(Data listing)
====

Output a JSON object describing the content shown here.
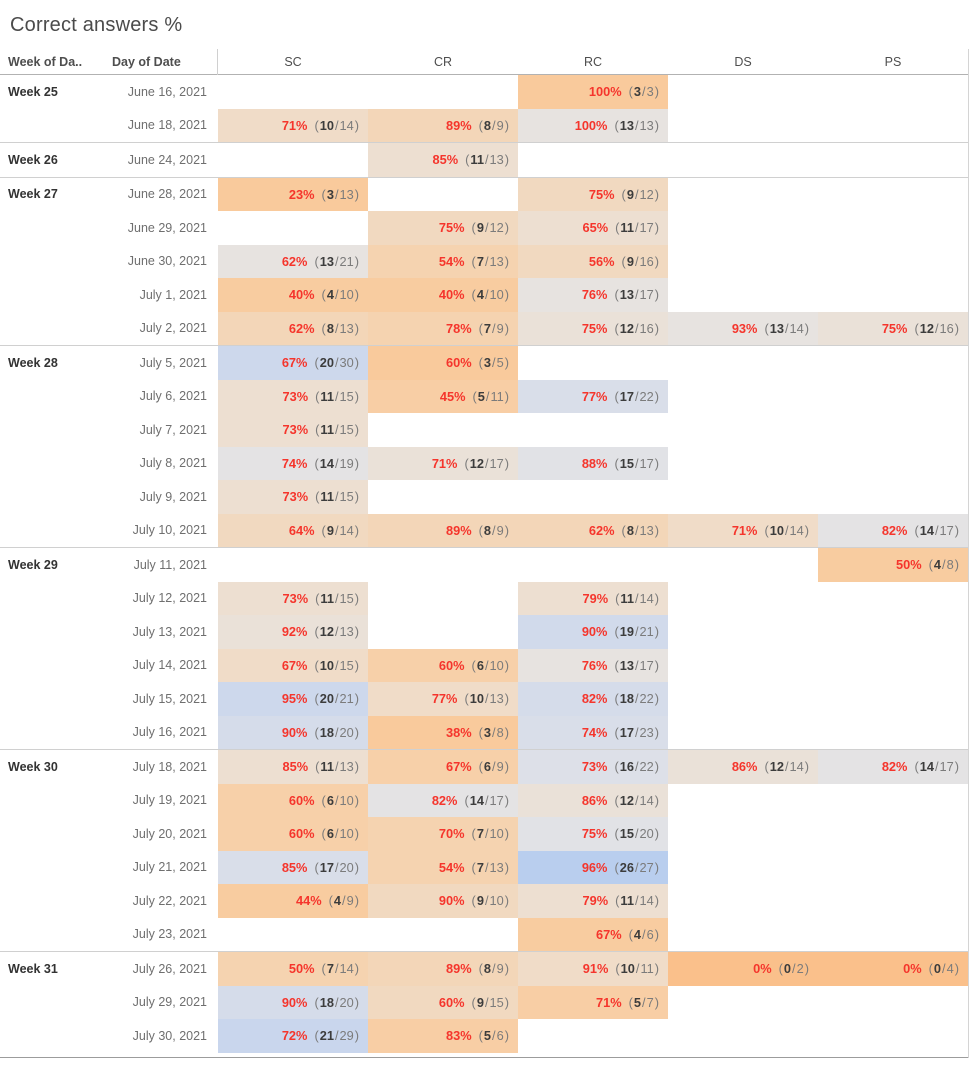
{
  "title": "Correct answers %",
  "header": {
    "week_col": "Week of Da..",
    "day_col": "Day of Date",
    "value_cols": [
      "SC",
      "CR",
      "RC",
      "DS",
      "PS"
    ]
  },
  "colors": {
    "percent_red": "#f5352c",
    "numerator_text": "#3c3c3c",
    "denominator_text": "#7b7b7b",
    "palette_by_correct_count": {
      "0": "#FAC08B",
      "3": "#F9CA9C",
      "4": "#F8CCA0",
      "5": "#F8CEA5",
      "6": "#F7D0A9",
      "7": "#F5D3B0",
      "8": "#F3D6B8",
      "9": "#F1D9C0",
      "10": "#F0DCC8",
      "11": "#EDDFD1",
      "12": "#EAE1D8",
      "13": "#E7E3E0",
      "14": "#E4E3E4",
      "15": "#E1E2E6",
      "16": "#DDE0E8",
      "17": "#D9DEE9",
      "18": "#D5DCEA",
      "19": "#D1DAEB",
      "20": "#CDD8EC",
      "21": "#C9D6ED",
      "26": "#B9CEEE"
    }
  },
  "chart_data": {
    "type": "heatmap",
    "title": "Correct answers %",
    "columns": [
      "SC",
      "CR",
      "RC",
      "DS",
      "PS"
    ],
    "note": "cells are pct (num/den); color encodes number correct (orange low, gray mid, blue high)"
  },
  "weeks": [
    {
      "label": "Week 25",
      "rows": [
        {
          "date": "June 16, 2021",
          "cells": [
            null,
            null,
            {
              "pct": "100%",
              "num": "3",
              "den": "3"
            },
            null,
            null
          ]
        },
        {
          "date": "June 18, 2021",
          "cells": [
            {
              "pct": "71%",
              "num": "10",
              "den": "14"
            },
            {
              "pct": "89%",
              "num": "8",
              "den": "9"
            },
            {
              "pct": "100%",
              "num": "13",
              "den": "13"
            },
            null,
            null
          ]
        }
      ]
    },
    {
      "label": "Week 26",
      "rows": [
        {
          "date": "June 24, 2021",
          "cells": [
            null,
            {
              "pct": "85%",
              "num": "11",
              "den": "13"
            },
            null,
            null,
            null
          ]
        }
      ]
    },
    {
      "label": "Week 27",
      "rows": [
        {
          "date": "June 28, 2021",
          "cells": [
            {
              "pct": "23%",
              "num": "3",
              "den": "13"
            },
            null,
            {
              "pct": "75%",
              "num": "9",
              "den": "12"
            },
            null,
            null
          ]
        },
        {
          "date": "June 29, 2021",
          "cells": [
            null,
            {
              "pct": "75%",
              "num": "9",
              "den": "12"
            },
            {
              "pct": "65%",
              "num": "11",
              "den": "17"
            },
            null,
            null
          ]
        },
        {
          "date": "June 30, 2021",
          "cells": [
            {
              "pct": "62%",
              "num": "13",
              "den": "21"
            },
            {
              "pct": "54%",
              "num": "7",
              "den": "13"
            },
            {
              "pct": "56%",
              "num": "9",
              "den": "16"
            },
            null,
            null
          ]
        },
        {
          "date": "July 1, 2021",
          "cells": [
            {
              "pct": "40%",
              "num": "4",
              "den": "10"
            },
            {
              "pct": "40%",
              "num": "4",
              "den": "10"
            },
            {
              "pct": "76%",
              "num": "13",
              "den": "17"
            },
            null,
            null
          ]
        },
        {
          "date": "July 2, 2021",
          "cells": [
            {
              "pct": "62%",
              "num": "8",
              "den": "13"
            },
            {
              "pct": "78%",
              "num": "7",
              "den": "9"
            },
            {
              "pct": "75%",
              "num": "12",
              "den": "16"
            },
            {
              "pct": "93%",
              "num": "13",
              "den": "14"
            },
            {
              "pct": "75%",
              "num": "12",
              "den": "16"
            }
          ]
        }
      ]
    },
    {
      "label": "Week 28",
      "rows": [
        {
          "date": "July 5, 2021",
          "cells": [
            {
              "pct": "67%",
              "num": "20",
              "den": "30"
            },
            {
              "pct": "60%",
              "num": "3",
              "den": "5"
            },
            null,
            null,
            null
          ]
        },
        {
          "date": "July 6, 2021",
          "cells": [
            {
              "pct": "73%",
              "num": "11",
              "den": "15"
            },
            {
              "pct": "45%",
              "num": "5",
              "den": "11"
            },
            {
              "pct": "77%",
              "num": "17",
              "den": "22"
            },
            null,
            null
          ]
        },
        {
          "date": "July 7, 2021",
          "cells": [
            {
              "pct": "73%",
              "num": "11",
              "den": "15"
            },
            null,
            null,
            null,
            null
          ]
        },
        {
          "date": "July 8, 2021",
          "cells": [
            {
              "pct": "74%",
              "num": "14",
              "den": "19"
            },
            {
              "pct": "71%",
              "num": "12",
              "den": "17"
            },
            {
              "pct": "88%",
              "num": "15",
              "den": "17"
            },
            null,
            null
          ]
        },
        {
          "date": "July 9, 2021",
          "cells": [
            {
              "pct": "73%",
              "num": "11",
              "den": "15"
            },
            null,
            null,
            null,
            null
          ]
        },
        {
          "date": "July 10, 2021",
          "cells": [
            {
              "pct": "64%",
              "num": "9",
              "den": "14"
            },
            {
              "pct": "89%",
              "num": "8",
              "den": "9"
            },
            {
              "pct": "62%",
              "num": "8",
              "den": "13"
            },
            {
              "pct": "71%",
              "num": "10",
              "den": "14"
            },
            {
              "pct": "82%",
              "num": "14",
              "den": "17"
            }
          ]
        }
      ]
    },
    {
      "label": "Week 29",
      "rows": [
        {
          "date": "July 11, 2021",
          "cells": [
            null,
            null,
            null,
            null,
            {
              "pct": "50%",
              "num": "4",
              "den": "8"
            }
          ]
        },
        {
          "date": "July 12, 2021",
          "cells": [
            {
              "pct": "73%",
              "num": "11",
              "den": "15"
            },
            null,
            {
              "pct": "79%",
              "num": "11",
              "den": "14"
            },
            null,
            null
          ]
        },
        {
          "date": "July 13, 2021",
          "cells": [
            {
              "pct": "92%",
              "num": "12",
              "den": "13"
            },
            null,
            {
              "pct": "90%",
              "num": "19",
              "den": "21"
            },
            null,
            null
          ]
        },
        {
          "date": "July 14, 2021",
          "cells": [
            {
              "pct": "67%",
              "num": "10",
              "den": "15"
            },
            {
              "pct": "60%",
              "num": "6",
              "den": "10"
            },
            {
              "pct": "76%",
              "num": "13",
              "den": "17"
            },
            null,
            null
          ]
        },
        {
          "date": "July 15, 2021",
          "cells": [
            {
              "pct": "95%",
              "num": "20",
              "den": "21"
            },
            {
              "pct": "77%",
              "num": "10",
              "den": "13"
            },
            {
              "pct": "82%",
              "num": "18",
              "den": "22"
            },
            null,
            null
          ]
        },
        {
          "date": "July 16, 2021",
          "cells": [
            {
              "pct": "90%",
              "num": "18",
              "den": "20"
            },
            {
              "pct": "38%",
              "num": "3",
              "den": "8"
            },
            {
              "pct": "74%",
              "num": "17",
              "den": "23"
            },
            null,
            null
          ]
        }
      ]
    },
    {
      "label": "Week 30",
      "rows": [
        {
          "date": "July 18, 2021",
          "cells": [
            {
              "pct": "85%",
              "num": "11",
              "den": "13"
            },
            {
              "pct": "67%",
              "num": "6",
              "den": "9"
            },
            {
              "pct": "73%",
              "num": "16",
              "den": "22"
            },
            {
              "pct": "86%",
              "num": "12",
              "den": "14"
            },
            {
              "pct": "82%",
              "num": "14",
              "den": "17"
            }
          ]
        },
        {
          "date": "July 19, 2021",
          "cells": [
            {
              "pct": "60%",
              "num": "6",
              "den": "10"
            },
            {
              "pct": "82%",
              "num": "14",
              "den": "17"
            },
            {
              "pct": "86%",
              "num": "12",
              "den": "14"
            },
            null,
            null
          ]
        },
        {
          "date": "July 20, 2021",
          "cells": [
            {
              "pct": "60%",
              "num": "6",
              "den": "10"
            },
            {
              "pct": "70%",
              "num": "7",
              "den": "10"
            },
            {
              "pct": "75%",
              "num": "15",
              "den": "20"
            },
            null,
            null
          ]
        },
        {
          "date": "July 21, 2021",
          "cells": [
            {
              "pct": "85%",
              "num": "17",
              "den": "20"
            },
            {
              "pct": "54%",
              "num": "7",
              "den": "13"
            },
            {
              "pct": "96%",
              "num": "26",
              "den": "27"
            },
            null,
            null
          ]
        },
        {
          "date": "July 22, 2021",
          "cells": [
            {
              "pct": "44%",
              "num": "4",
              "den": "9"
            },
            {
              "pct": "90%",
              "num": "9",
              "den": "10"
            },
            {
              "pct": "79%",
              "num": "11",
              "den": "14"
            },
            null,
            null
          ]
        },
        {
          "date": "July 23, 2021",
          "cells": [
            null,
            null,
            {
              "pct": "67%",
              "num": "4",
              "den": "6"
            },
            null,
            null
          ]
        }
      ]
    },
    {
      "label": "Week 31",
      "rows": [
        {
          "date": "July 26, 2021",
          "cells": [
            {
              "pct": "50%",
              "num": "7",
              "den": "14"
            },
            {
              "pct": "89%",
              "num": "8",
              "den": "9"
            },
            {
              "pct": "91%",
              "num": "10",
              "den": "11"
            },
            {
              "pct": "0%",
              "num": "0",
              "den": "2"
            },
            {
              "pct": "0%",
              "num": "0",
              "den": "4"
            }
          ]
        },
        {
          "date": "July 29, 2021",
          "cells": [
            {
              "pct": "90%",
              "num": "18",
              "den": "20"
            },
            {
              "pct": "60%",
              "num": "9",
              "den": "15"
            },
            {
              "pct": "71%",
              "num": "5",
              "den": "7"
            },
            null,
            null
          ]
        },
        {
          "date": "July 30, 2021",
          "cells": [
            {
              "pct": "72%",
              "num": "21",
              "den": "29"
            },
            {
              "pct": "83%",
              "num": "5",
              "den": "6"
            },
            null,
            null,
            null
          ]
        }
      ]
    }
  ]
}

====

__Written instruction__:
Count the lines in the entries that hold the word "label", and give nothing but the total.

__Right answer__:
7